[Source records]
☆ ☆ ☆ ☆

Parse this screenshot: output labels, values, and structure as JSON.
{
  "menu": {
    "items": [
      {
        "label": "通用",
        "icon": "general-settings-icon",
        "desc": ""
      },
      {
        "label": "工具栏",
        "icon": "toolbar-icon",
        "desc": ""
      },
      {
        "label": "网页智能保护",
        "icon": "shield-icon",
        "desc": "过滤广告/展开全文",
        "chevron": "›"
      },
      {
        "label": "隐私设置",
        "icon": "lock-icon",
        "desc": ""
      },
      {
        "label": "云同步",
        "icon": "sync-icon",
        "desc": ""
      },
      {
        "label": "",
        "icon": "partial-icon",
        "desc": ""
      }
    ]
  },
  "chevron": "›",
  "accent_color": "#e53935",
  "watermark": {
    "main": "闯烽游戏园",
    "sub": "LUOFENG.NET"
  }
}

☆ ☆ ☆ ☆

__EXERCISE DETAILS__
Transcribe each record exactly. Leave nothing out.

__WORKED ANSWER__
Parse this screenshot: output labels, values, and structure as JSON.
{
  "menu": {
    "items": [
      {
        "label": "通用",
        "icon": "general-settings-icon",
        "desc": ""
      },
      {
        "label": "工具栏",
        "icon": "toolbar-icon",
        "desc": ""
      },
      {
        "label": "网页智能保护",
        "icon": "shield-icon",
        "desc": "过滤广告/展开全文",
        "chevron": "›"
      },
      {
        "label": "隐私设置",
        "icon": "lock-icon",
        "desc": ""
      },
      {
        "label": "云同步",
        "icon": "sync-icon",
        "desc": ""
      },
      {
        "label": "",
        "icon": "partial-icon",
        "desc": ""
      }
    ]
  },
  "chevron": "›",
  "accent_color": "#e53935",
  "watermark": {
    "main": "闯烽游戏园",
    "sub": "LUOFENG.NET"
  }
}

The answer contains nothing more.